Data entries
──────────

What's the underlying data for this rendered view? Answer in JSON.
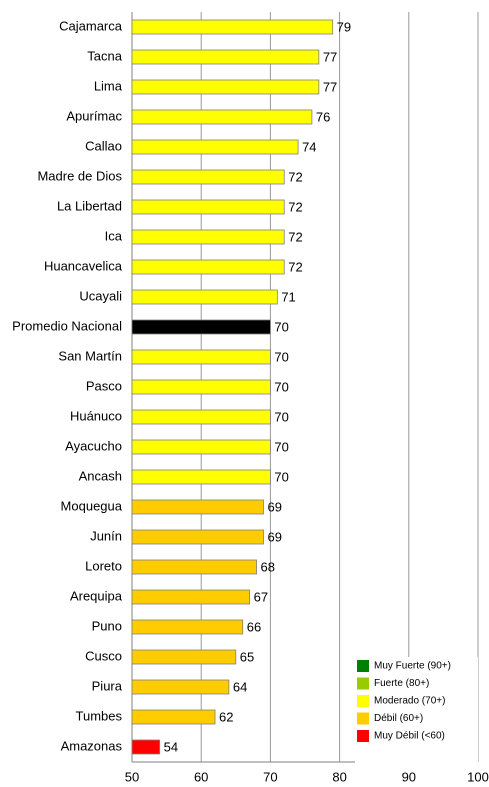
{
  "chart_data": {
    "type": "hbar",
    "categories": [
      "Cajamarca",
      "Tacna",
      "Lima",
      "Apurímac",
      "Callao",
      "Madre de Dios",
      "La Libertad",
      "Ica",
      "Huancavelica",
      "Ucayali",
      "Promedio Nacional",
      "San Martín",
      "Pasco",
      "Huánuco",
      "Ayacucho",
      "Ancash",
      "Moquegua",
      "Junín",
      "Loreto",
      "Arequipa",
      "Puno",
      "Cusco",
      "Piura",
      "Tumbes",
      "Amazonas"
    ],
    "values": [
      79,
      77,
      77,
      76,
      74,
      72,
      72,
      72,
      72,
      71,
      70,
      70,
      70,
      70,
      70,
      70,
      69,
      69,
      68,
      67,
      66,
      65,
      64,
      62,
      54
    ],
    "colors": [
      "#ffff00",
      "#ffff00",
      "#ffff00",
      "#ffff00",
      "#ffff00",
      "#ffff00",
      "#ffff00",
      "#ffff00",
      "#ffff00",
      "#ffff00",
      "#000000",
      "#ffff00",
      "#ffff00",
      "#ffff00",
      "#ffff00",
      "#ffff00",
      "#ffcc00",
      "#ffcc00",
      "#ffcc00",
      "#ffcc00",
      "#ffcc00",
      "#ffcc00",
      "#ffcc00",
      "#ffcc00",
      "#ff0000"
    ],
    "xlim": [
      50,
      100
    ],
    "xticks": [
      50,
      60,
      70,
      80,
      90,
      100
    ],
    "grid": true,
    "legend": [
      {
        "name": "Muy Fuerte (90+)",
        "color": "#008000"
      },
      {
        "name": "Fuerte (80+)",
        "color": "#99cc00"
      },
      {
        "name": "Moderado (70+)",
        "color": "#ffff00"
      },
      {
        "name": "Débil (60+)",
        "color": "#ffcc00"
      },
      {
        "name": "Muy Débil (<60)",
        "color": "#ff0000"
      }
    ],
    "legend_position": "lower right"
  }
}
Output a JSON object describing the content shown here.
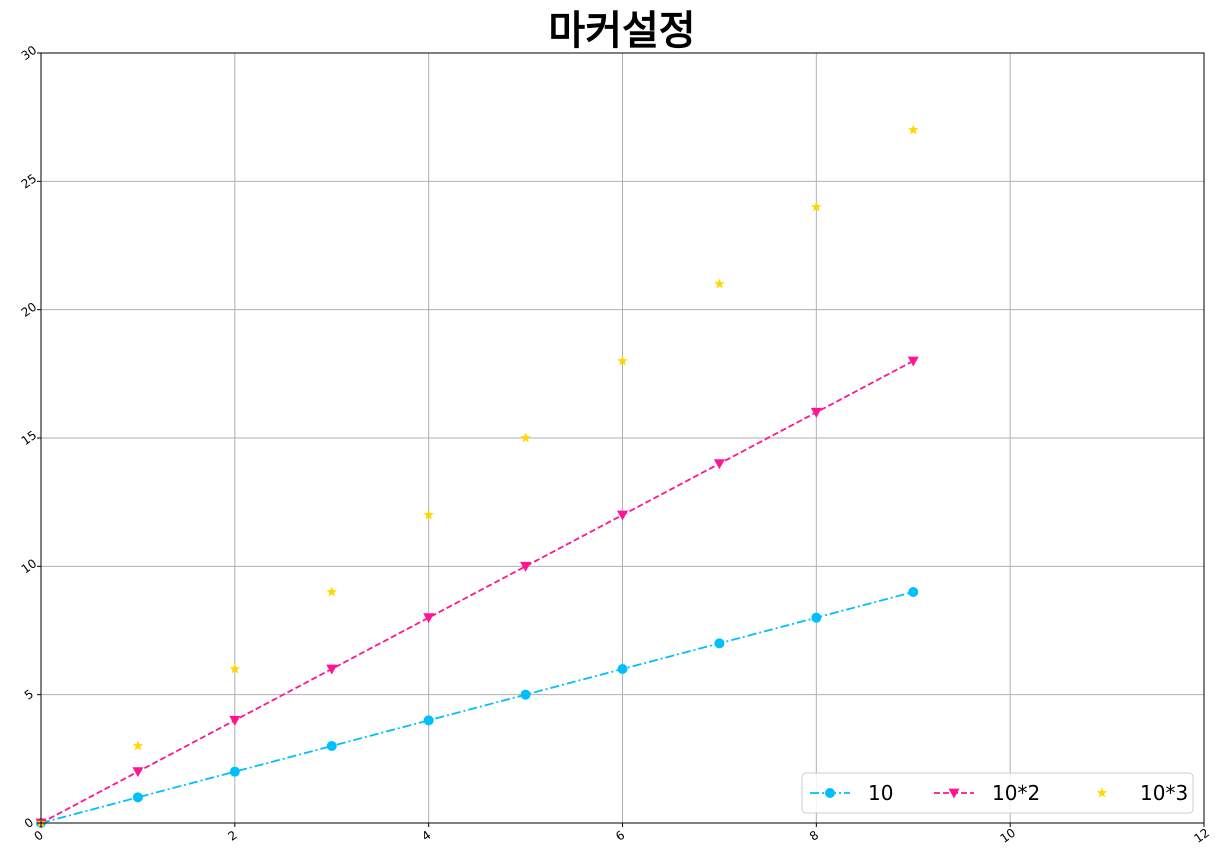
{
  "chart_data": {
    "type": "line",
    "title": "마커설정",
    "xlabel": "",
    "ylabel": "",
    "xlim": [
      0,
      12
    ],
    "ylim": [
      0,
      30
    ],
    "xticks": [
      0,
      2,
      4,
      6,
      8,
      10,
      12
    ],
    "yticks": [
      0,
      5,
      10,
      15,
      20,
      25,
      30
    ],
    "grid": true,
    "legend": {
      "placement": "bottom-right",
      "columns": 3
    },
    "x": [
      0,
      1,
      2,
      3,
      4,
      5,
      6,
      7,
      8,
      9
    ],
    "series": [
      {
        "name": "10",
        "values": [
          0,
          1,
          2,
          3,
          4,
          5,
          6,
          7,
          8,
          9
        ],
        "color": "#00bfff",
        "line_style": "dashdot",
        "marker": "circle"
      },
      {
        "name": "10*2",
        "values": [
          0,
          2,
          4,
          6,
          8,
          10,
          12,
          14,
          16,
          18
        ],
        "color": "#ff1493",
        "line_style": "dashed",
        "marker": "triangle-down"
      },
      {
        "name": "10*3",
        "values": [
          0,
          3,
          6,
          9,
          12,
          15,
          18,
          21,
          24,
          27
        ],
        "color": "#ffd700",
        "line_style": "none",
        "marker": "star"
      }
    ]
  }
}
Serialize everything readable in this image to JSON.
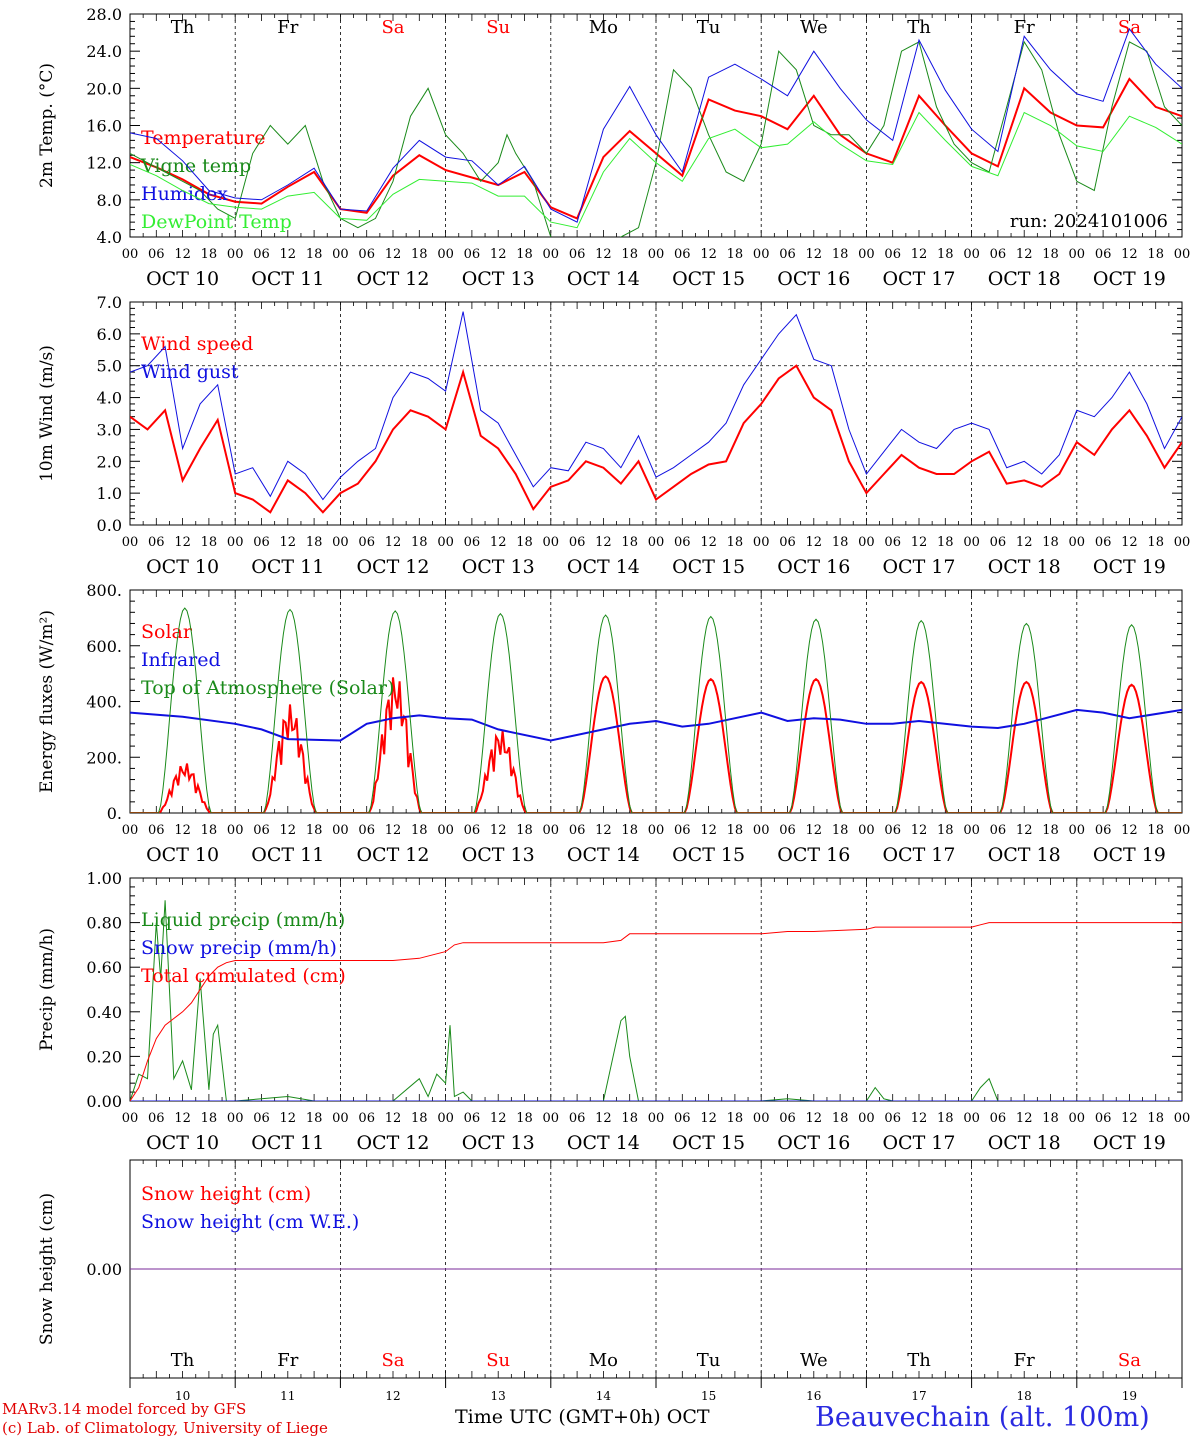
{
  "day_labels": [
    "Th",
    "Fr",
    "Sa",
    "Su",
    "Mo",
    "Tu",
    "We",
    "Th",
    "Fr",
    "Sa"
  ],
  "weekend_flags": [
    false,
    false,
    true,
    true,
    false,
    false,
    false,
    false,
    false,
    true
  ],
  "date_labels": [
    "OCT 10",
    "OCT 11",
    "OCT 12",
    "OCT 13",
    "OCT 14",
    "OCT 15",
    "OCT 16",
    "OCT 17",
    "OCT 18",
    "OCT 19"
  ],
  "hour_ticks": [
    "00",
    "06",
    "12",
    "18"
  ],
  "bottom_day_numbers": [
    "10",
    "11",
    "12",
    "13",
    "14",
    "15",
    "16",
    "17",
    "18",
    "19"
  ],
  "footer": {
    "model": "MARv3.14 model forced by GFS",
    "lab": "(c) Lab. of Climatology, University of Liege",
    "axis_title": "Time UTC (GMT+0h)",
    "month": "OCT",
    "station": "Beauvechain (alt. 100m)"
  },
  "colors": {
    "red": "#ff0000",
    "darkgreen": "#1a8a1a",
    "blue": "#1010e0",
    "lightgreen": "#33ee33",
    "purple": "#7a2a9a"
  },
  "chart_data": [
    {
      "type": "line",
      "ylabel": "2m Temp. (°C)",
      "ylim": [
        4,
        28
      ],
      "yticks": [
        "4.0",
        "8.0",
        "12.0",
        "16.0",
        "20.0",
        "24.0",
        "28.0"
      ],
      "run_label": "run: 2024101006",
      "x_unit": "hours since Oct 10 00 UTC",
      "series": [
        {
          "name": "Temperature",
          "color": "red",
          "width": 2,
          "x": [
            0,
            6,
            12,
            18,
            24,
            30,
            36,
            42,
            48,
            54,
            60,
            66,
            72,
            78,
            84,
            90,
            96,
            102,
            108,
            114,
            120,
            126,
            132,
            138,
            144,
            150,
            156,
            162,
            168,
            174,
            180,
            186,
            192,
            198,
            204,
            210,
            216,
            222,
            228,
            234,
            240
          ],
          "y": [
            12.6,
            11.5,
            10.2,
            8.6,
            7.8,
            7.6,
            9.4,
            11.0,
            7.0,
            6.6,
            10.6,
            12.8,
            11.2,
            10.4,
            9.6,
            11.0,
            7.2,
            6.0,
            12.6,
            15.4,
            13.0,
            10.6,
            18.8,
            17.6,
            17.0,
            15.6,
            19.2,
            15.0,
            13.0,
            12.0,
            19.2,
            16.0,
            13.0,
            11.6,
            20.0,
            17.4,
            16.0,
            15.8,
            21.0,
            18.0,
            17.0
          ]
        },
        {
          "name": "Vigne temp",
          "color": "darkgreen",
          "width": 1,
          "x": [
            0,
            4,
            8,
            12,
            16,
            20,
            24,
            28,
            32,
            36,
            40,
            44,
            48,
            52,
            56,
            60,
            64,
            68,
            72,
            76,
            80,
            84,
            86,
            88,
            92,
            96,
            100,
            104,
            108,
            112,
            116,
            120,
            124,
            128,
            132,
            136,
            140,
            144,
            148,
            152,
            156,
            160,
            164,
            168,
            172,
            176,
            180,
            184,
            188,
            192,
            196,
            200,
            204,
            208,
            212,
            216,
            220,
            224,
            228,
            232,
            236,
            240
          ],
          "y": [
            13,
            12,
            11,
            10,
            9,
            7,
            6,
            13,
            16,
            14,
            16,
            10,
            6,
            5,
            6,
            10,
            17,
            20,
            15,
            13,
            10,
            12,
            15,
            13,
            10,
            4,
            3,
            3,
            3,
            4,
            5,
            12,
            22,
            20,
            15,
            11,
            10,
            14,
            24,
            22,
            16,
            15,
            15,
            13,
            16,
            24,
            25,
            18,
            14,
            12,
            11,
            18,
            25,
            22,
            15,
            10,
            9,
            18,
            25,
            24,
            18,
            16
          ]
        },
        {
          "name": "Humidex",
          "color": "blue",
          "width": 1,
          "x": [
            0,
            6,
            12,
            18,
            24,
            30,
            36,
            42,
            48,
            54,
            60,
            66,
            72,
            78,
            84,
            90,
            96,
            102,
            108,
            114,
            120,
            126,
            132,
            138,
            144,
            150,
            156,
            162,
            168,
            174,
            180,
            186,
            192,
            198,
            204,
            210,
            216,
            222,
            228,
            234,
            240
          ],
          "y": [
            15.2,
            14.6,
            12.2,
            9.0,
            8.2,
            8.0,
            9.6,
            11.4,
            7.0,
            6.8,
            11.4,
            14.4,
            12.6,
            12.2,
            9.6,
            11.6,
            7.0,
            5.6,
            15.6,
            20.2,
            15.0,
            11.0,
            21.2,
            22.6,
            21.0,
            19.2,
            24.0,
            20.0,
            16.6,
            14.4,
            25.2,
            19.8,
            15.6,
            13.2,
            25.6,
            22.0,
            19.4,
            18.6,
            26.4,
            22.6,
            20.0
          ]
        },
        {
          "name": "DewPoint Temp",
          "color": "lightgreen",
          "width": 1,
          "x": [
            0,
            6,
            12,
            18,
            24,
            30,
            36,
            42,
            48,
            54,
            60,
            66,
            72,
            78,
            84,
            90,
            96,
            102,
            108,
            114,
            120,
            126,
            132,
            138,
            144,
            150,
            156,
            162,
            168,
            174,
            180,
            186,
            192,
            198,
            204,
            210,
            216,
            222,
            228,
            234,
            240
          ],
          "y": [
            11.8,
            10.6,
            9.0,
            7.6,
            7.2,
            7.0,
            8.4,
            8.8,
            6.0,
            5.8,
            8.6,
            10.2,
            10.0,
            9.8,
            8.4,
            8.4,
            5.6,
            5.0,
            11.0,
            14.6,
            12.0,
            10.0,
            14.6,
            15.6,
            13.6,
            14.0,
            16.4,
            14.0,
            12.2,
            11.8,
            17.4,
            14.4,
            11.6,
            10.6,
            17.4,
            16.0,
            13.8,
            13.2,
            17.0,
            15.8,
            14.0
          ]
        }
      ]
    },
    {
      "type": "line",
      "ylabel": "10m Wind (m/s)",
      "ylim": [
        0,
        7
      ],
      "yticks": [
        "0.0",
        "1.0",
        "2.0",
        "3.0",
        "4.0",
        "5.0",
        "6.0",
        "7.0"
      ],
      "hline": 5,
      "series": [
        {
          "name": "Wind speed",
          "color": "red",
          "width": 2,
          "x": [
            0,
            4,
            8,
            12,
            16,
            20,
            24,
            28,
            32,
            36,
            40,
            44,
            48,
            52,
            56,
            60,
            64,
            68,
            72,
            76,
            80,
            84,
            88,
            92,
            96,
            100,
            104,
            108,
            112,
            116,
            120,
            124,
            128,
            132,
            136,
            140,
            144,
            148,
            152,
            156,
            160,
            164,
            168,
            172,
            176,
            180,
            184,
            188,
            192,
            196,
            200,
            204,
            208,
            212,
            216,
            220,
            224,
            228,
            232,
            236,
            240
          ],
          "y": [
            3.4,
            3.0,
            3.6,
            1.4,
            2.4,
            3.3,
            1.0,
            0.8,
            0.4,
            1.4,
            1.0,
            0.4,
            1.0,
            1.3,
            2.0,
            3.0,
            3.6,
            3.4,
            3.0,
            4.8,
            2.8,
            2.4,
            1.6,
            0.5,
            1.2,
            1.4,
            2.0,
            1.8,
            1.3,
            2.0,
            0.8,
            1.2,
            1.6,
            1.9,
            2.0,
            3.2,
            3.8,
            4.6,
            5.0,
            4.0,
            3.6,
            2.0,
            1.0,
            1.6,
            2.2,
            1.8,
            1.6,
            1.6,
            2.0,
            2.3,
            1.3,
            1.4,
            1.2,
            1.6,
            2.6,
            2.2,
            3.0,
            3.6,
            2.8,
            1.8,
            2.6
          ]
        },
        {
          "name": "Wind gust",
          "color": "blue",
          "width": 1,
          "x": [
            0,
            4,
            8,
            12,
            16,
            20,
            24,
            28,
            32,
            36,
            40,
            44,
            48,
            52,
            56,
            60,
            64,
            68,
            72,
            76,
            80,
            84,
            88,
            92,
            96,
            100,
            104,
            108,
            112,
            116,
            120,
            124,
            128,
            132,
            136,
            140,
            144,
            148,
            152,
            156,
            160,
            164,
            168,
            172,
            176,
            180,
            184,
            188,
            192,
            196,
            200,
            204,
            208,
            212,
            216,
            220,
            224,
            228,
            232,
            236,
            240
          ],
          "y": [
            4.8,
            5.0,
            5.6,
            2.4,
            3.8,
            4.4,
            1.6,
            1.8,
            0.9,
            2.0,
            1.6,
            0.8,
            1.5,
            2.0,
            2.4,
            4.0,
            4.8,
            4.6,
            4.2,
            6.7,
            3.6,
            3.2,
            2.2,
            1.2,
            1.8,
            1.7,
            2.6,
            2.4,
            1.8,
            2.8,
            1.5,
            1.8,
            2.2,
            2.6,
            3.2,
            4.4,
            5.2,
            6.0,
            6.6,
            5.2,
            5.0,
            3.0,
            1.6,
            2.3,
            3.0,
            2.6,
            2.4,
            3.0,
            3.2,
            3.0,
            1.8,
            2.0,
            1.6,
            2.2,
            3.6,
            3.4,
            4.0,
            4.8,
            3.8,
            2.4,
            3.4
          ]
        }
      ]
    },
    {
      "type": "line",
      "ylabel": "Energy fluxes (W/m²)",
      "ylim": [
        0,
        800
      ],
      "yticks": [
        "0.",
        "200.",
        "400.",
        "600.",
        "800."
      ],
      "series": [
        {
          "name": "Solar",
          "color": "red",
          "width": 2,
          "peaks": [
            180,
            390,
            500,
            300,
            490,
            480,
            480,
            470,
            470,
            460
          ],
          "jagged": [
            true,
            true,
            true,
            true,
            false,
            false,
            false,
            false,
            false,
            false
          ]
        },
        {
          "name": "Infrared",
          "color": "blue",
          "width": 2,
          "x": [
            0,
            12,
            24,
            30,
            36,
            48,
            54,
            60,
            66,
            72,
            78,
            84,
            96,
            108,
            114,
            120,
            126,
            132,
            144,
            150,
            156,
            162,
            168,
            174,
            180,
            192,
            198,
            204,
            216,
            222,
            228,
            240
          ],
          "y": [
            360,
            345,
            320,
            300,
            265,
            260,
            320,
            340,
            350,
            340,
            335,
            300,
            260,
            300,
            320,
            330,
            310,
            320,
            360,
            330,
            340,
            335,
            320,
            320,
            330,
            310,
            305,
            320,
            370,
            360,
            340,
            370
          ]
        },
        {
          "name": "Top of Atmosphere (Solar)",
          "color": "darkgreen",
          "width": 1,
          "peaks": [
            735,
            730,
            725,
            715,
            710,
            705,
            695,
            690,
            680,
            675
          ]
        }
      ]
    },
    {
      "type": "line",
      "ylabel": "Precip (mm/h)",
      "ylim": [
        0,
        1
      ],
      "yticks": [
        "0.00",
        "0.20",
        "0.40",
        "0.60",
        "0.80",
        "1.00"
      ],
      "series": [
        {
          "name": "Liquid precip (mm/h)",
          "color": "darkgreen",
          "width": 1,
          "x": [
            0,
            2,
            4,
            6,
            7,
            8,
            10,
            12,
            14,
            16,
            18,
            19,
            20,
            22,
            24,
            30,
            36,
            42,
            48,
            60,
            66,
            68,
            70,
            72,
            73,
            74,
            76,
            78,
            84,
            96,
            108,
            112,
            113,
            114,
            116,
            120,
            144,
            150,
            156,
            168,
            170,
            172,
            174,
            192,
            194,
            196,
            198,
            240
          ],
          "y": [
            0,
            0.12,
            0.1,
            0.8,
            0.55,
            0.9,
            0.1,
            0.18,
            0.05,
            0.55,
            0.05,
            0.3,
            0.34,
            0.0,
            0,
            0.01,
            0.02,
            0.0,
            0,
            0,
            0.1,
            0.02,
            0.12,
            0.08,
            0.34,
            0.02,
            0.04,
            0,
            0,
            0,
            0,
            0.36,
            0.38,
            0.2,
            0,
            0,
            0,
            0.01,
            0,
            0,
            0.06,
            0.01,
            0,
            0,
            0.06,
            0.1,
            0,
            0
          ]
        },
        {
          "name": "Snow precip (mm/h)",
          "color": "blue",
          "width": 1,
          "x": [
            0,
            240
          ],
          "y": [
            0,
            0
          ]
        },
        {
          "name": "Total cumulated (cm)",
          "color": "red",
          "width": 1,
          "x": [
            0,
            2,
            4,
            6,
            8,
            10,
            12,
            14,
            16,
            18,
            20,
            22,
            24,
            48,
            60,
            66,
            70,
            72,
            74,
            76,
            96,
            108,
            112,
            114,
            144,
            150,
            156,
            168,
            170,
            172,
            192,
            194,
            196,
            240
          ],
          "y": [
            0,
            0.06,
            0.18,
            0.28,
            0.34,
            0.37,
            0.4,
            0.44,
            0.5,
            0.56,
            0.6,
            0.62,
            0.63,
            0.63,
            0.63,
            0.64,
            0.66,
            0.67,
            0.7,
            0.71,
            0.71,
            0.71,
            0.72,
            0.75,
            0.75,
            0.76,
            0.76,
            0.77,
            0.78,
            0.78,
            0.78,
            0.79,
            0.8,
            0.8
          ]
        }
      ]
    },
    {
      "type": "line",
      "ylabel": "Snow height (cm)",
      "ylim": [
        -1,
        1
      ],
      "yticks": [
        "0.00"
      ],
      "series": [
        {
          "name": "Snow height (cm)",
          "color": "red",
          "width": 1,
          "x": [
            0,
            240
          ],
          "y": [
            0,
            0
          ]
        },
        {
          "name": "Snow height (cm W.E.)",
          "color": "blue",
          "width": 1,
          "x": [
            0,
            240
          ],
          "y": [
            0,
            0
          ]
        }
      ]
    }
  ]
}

──────────

Exercise objective: Reply with only the number of lines in the entries that contain the word "marker".

Exercise solution: 3